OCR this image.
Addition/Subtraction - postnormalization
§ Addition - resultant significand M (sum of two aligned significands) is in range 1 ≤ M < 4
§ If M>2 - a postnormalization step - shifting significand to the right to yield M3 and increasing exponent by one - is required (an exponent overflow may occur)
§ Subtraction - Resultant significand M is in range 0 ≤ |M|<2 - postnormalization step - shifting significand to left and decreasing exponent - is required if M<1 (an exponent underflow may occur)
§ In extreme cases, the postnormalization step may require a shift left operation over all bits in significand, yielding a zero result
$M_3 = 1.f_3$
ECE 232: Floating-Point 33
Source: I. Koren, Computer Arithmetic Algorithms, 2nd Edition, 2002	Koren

- **What is needed**
Please output the entries above, every line exactly as it reads.

- **Reply**
OCR this image.
Addition/Subtraction - postnormalization
§ Addition - resultant significand M (sum of two aligned significands) is in range 1 ≤ M < 4
§ If M>2 - a postnormalization step - shifting significand to the right to yield M3 and increasing exponent by one - is required (an exponent overflow may occur)
§ Subtraction - Resultant significand M is in range 0 ≤ |M|<2 - postnormalization step - shifting significand to left and decreasing exponent - is required if M<1 (an exponent underflow may occur)
§ In extreme cases, the postnormalization step may require a shift left operation over all bits in significand, yielding a zero result
$M_3 = 1.f_3$
ECE 232: Floating-Point 33
Source: I. Koren, Computer Arithmetic Algorithms, 2nd Edition, 2002	Koren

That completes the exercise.